**WRITTEN EXERCISE**
Each record is to be transcribed exactly.
++++
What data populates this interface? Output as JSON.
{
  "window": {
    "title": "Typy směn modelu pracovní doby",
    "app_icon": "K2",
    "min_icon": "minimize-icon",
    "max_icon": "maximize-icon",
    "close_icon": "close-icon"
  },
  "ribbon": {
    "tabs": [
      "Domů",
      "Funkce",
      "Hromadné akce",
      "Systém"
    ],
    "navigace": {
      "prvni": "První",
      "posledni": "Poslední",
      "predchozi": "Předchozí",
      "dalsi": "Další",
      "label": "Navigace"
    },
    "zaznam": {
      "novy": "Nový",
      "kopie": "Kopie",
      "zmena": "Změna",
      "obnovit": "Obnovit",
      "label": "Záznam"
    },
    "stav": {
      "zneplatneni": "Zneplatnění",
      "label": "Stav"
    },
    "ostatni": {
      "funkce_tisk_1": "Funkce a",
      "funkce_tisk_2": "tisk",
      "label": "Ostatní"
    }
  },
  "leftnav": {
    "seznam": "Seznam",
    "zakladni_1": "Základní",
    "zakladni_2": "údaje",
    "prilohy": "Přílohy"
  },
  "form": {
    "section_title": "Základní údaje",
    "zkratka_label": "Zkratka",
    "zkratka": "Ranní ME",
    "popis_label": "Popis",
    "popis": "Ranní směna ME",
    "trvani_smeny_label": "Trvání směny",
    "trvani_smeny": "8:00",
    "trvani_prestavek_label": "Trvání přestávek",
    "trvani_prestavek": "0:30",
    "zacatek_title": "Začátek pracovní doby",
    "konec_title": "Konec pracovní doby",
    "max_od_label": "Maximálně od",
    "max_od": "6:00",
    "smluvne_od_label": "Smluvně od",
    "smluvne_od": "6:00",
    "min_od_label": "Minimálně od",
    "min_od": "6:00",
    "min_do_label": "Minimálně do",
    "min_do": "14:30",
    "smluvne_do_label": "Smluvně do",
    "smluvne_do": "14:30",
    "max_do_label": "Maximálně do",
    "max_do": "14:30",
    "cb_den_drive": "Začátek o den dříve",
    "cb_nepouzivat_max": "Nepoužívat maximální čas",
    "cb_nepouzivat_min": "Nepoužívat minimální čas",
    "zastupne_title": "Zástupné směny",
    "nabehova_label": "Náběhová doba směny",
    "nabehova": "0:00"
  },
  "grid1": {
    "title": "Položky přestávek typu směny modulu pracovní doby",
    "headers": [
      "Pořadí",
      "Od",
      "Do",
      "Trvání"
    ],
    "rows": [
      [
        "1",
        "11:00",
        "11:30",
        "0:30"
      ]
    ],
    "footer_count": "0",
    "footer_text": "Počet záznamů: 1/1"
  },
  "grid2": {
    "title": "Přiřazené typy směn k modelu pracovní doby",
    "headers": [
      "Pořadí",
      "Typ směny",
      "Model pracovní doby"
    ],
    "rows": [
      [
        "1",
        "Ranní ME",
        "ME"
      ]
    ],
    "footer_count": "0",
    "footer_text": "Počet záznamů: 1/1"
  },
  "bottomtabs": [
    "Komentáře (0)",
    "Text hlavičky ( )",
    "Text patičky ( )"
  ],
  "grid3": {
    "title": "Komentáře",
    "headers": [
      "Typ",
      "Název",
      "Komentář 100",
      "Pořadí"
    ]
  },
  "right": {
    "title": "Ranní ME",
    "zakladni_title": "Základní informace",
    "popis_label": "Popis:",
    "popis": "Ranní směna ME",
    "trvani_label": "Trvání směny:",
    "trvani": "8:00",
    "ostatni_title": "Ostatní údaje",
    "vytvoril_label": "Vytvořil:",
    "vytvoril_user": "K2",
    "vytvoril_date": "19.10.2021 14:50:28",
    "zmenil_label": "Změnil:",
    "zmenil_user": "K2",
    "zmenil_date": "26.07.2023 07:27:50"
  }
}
++++
**RESPONSE FOR THIS EXERCISE**
What data populates this interface? Output as JSON.
{
  "window": {
    "title": "Typy směn modelu pracovní doby",
    "app_icon": "K2",
    "min_icon": "minimize-icon",
    "max_icon": "maximize-icon",
    "close_icon": "close-icon"
  },
  "ribbon": {
    "tabs": [
      "Domů",
      "Funkce",
      "Hromadné akce",
      "Systém"
    ],
    "navigace": {
      "prvni": "První",
      "posledni": "Poslední",
      "predchozi": "Předchozí",
      "dalsi": "Další",
      "label": "Navigace"
    },
    "zaznam": {
      "novy": "Nový",
      "kopie": "Kopie",
      "zmena": "Změna",
      "obnovit": "Obnovit",
      "label": "Záznam"
    },
    "stav": {
      "zneplatneni": "Zneplatnění",
      "label": "Stav"
    },
    "ostatni": {
      "funkce_tisk_1": "Funkce a",
      "funkce_tisk_2": "tisk",
      "label": "Ostatní"
    }
  },
  "leftnav": {
    "seznam": "Seznam",
    "zakladni_1": "Základní",
    "zakladni_2": "údaje",
    "prilohy": "Přílohy"
  },
  "form": {
    "section_title": "Základní údaje",
    "zkratka_label": "Zkratka",
    "zkratka": "Ranní ME",
    "popis_label": "Popis",
    "popis": "Ranní směna ME",
    "trvani_smeny_label": "Trvání směny",
    "trvani_smeny": "8:00",
    "trvani_prestavek_label": "Trvání přestávek",
    "trvani_prestavek": "0:30",
    "zacatek_title": "Začátek pracovní doby",
    "konec_title": "Konec pracovní doby",
    "max_od_label": "Maximálně od",
    "max_od": "6:00",
    "smluvne_od_label": "Smluvně od",
    "smluvne_od": "6:00",
    "min_od_label": "Minimálně od",
    "min_od": "6:00",
    "min_do_label": "Minimálně do",
    "min_do": "14:30",
    "smluvne_do_label": "Smluvně do",
    "smluvne_do": "14:30",
    "max_do_label": "Maximálně do",
    "max_do": "14:30",
    "cb_den_drive": "Začátek o den dříve",
    "cb_nepouzivat_max": "Nepoužívat maximální čas",
    "cb_nepouzivat_min": "Nepoužívat minimální čas",
    "zastupne_title": "Zástupné směny",
    "nabehova_label": "Náběhová doba směny",
    "nabehova": "0:00"
  },
  "grid1": {
    "title": "Položky přestávek typu směny modulu pracovní doby",
    "headers": [
      "Pořadí",
      "Od",
      "Do",
      "Trvání"
    ],
    "rows": [
      [
        "1",
        "11:00",
        "11:30",
        "0:30"
      ]
    ],
    "footer_count": "0",
    "footer_text": "Počet záznamů: 1/1"
  },
  "grid2": {
    "title": "Přiřazené typy směn k modelu pracovní doby",
    "headers": [
      "Pořadí",
      "Typ směny",
      "Model pracovní doby"
    ],
    "rows": [
      [
        "1",
        "Ranní ME",
        "ME"
      ]
    ],
    "footer_count": "0",
    "footer_text": "Počet záznamů: 1/1"
  },
  "bottomtabs": [
    "Komentáře (0)",
    "Text hlavičky ( )",
    "Text patičky ( )"
  ],
  "grid3": {
    "title": "Komentáře",
    "headers": [
      "Typ",
      "Název",
      "Komentář 100",
      "Pořadí"
    ]
  },
  "right": {
    "title": "Ranní ME",
    "zakladni_title": "Základní informace",
    "popis_label": "Popis:",
    "popis": "Ranní směna ME",
    "trvani_label": "Trvání směny:",
    "trvani": "8:00",
    "ostatni_title": "Ostatní údaje",
    "vytvoril_label": "Vytvořil:",
    "vytvoril_user": "K2",
    "vytvoril_date": "19.10.2021 14:50:28",
    "zmenil_label": "Změnil:",
    "zmenil_user": "K2",
    "zmenil_date": "26.07.2023 07:27:50"
  }
}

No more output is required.